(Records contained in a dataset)
>> START
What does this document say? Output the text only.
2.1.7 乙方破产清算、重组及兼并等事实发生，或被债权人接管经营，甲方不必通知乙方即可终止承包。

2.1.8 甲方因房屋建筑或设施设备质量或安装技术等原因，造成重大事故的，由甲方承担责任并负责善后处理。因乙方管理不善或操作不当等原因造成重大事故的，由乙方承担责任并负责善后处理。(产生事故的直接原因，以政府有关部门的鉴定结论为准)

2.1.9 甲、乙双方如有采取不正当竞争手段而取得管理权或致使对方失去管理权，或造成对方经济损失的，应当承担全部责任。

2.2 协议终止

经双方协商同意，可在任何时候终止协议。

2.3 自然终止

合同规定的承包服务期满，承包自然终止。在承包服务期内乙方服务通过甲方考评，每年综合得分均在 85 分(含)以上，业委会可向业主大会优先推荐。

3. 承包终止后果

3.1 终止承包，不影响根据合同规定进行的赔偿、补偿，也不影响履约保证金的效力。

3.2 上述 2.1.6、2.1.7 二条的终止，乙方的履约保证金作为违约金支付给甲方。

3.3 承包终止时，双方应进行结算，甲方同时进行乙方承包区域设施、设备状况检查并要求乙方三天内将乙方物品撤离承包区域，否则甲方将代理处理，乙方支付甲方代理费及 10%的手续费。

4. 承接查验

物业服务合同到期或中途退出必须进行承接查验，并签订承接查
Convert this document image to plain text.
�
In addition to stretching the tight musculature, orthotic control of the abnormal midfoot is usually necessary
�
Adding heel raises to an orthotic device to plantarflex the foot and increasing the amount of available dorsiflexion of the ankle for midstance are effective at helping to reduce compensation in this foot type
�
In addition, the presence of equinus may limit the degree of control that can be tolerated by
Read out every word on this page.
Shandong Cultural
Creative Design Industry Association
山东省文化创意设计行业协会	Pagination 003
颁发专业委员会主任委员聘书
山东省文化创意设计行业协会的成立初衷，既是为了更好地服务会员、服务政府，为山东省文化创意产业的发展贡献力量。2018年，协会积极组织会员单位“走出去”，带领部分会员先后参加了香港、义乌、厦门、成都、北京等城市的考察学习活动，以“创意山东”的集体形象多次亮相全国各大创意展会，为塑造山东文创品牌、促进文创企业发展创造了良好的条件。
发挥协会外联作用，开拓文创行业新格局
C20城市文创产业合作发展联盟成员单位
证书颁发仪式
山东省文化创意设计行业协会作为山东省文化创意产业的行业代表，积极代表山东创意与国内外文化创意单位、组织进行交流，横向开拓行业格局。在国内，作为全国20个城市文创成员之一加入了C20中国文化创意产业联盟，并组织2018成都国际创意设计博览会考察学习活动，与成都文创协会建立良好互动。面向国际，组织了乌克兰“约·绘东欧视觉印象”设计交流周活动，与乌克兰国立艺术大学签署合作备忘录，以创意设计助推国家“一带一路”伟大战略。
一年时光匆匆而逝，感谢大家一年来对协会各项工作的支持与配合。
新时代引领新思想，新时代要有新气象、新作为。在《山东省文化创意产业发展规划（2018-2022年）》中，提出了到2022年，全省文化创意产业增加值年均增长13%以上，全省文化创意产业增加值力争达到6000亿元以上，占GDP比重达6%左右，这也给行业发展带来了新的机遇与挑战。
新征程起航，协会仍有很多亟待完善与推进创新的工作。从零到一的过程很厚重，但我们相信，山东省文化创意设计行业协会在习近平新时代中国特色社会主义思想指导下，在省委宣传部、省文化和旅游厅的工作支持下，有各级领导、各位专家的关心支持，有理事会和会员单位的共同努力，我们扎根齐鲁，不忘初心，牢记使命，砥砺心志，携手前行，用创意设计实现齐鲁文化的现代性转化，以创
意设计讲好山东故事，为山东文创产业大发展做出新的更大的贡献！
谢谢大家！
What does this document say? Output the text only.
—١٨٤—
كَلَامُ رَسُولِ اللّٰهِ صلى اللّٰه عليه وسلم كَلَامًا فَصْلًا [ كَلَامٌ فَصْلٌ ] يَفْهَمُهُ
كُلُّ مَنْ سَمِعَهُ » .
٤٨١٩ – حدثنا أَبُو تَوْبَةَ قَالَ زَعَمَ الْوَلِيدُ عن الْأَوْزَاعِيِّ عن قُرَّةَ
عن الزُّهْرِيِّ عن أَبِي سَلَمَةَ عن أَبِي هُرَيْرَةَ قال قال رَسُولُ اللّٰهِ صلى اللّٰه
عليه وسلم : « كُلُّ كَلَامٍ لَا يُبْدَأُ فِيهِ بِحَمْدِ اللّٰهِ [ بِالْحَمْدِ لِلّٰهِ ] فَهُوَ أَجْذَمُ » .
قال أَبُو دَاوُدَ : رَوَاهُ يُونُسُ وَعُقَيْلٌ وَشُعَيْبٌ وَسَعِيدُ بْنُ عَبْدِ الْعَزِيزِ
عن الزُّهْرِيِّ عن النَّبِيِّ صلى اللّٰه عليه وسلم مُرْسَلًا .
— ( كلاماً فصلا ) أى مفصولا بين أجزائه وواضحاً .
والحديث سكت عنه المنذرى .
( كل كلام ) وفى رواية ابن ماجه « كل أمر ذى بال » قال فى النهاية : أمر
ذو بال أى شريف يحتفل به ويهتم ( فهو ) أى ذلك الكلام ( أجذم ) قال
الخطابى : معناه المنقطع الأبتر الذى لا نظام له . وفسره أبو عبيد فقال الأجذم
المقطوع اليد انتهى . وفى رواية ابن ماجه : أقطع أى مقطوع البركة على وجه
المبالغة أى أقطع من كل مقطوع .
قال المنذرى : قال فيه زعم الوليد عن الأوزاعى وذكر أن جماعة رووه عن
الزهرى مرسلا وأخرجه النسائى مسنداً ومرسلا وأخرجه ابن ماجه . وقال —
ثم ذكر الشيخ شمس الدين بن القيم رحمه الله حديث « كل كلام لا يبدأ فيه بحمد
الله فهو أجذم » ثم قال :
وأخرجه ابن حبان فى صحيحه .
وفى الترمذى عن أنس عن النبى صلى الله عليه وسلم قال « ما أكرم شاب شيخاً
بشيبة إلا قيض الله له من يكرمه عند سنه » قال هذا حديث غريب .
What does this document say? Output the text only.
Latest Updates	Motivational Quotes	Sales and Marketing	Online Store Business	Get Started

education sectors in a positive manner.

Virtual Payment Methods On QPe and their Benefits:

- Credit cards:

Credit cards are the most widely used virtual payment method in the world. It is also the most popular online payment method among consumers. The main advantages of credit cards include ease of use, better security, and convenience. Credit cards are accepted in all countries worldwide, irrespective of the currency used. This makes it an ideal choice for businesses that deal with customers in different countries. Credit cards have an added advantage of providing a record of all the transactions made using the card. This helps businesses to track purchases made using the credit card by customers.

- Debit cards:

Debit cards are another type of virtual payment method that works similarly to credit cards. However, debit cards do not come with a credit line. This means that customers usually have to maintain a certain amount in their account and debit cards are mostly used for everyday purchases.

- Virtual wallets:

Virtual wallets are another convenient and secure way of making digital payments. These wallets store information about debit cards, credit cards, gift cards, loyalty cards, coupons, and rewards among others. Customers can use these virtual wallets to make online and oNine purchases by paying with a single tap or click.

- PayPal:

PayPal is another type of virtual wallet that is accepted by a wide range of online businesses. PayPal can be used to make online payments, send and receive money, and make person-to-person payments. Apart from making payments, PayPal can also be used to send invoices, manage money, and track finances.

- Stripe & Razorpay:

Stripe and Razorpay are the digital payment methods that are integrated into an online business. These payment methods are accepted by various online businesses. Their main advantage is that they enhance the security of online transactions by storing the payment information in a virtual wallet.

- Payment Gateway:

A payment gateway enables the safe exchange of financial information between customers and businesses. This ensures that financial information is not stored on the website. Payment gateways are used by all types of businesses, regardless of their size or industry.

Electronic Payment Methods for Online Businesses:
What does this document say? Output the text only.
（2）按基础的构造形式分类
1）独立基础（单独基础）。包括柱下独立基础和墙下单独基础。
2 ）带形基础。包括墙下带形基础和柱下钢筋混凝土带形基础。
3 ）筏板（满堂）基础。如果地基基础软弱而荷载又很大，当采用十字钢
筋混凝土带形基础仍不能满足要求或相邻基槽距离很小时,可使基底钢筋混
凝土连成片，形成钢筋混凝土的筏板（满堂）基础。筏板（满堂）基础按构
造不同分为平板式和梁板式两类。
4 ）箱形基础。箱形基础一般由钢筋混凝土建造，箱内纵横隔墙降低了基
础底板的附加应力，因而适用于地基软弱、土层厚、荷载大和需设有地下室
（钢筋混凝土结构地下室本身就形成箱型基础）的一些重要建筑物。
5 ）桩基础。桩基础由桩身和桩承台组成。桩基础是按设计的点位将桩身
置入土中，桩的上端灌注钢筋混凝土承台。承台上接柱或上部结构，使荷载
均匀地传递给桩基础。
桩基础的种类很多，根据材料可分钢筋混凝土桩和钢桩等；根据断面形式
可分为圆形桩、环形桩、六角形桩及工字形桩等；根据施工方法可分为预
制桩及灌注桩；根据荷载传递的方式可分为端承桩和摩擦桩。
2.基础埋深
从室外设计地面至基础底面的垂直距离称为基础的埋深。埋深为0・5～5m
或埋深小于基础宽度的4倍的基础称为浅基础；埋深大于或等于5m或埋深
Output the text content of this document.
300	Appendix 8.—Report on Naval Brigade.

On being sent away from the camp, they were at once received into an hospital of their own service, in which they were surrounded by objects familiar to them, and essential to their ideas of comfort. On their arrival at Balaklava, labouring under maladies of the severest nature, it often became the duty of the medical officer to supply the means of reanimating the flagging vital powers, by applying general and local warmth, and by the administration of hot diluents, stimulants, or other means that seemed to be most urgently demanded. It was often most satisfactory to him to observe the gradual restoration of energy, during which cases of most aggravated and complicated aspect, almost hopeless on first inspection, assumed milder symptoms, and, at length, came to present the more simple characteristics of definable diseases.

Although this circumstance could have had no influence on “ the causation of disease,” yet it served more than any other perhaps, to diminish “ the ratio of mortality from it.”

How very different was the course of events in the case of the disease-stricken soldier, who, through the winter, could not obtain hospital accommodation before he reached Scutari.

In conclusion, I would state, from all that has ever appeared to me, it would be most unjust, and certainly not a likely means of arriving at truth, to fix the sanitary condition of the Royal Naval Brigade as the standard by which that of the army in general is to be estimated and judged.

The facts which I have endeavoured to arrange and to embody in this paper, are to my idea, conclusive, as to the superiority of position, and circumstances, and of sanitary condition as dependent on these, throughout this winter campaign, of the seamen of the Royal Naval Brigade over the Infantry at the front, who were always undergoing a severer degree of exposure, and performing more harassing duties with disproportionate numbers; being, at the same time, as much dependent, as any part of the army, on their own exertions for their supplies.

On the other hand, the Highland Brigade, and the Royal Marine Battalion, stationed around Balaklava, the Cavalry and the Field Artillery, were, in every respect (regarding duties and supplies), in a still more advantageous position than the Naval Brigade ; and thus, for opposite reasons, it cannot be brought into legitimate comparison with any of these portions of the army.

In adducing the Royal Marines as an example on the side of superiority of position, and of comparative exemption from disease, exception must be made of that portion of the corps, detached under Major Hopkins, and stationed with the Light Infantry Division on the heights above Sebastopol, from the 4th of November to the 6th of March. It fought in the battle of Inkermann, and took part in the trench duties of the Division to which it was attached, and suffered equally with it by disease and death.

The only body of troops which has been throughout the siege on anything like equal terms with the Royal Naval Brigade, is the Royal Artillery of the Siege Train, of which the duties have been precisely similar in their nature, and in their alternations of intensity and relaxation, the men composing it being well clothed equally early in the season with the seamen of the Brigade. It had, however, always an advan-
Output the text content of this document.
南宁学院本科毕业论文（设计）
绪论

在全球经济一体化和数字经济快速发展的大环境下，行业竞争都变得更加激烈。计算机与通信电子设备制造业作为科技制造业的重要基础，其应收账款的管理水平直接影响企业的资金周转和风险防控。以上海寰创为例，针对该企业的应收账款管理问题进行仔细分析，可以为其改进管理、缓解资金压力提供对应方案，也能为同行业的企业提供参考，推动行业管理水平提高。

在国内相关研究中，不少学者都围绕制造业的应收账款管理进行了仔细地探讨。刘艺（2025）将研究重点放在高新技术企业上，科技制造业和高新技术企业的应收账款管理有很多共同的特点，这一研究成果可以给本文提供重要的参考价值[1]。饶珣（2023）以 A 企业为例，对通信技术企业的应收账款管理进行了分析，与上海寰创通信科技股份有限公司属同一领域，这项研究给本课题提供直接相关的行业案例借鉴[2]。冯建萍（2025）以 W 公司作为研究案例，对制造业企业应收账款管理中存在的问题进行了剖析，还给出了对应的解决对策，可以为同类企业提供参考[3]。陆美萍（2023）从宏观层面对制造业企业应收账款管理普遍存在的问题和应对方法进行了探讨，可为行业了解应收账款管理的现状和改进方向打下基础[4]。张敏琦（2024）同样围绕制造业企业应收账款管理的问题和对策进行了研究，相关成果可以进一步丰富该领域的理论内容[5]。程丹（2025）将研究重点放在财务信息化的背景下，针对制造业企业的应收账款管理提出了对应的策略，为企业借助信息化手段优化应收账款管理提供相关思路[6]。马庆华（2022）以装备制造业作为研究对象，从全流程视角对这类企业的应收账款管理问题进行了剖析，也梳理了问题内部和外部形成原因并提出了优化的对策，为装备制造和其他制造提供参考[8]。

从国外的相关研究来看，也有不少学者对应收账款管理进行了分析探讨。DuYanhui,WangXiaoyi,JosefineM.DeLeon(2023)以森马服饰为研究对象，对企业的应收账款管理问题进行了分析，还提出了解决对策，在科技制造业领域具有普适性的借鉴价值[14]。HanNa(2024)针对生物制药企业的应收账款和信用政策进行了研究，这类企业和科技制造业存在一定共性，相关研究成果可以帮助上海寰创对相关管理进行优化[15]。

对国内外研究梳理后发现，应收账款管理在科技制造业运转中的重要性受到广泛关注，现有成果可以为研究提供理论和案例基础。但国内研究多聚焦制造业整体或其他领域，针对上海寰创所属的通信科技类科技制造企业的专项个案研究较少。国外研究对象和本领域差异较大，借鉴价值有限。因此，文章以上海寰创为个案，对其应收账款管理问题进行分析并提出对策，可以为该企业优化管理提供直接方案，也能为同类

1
>> END
EXERCISE REQUIREMENTS:
Across the records, how many lines contain "accepted"? Only the number should be given.

REPLY:
3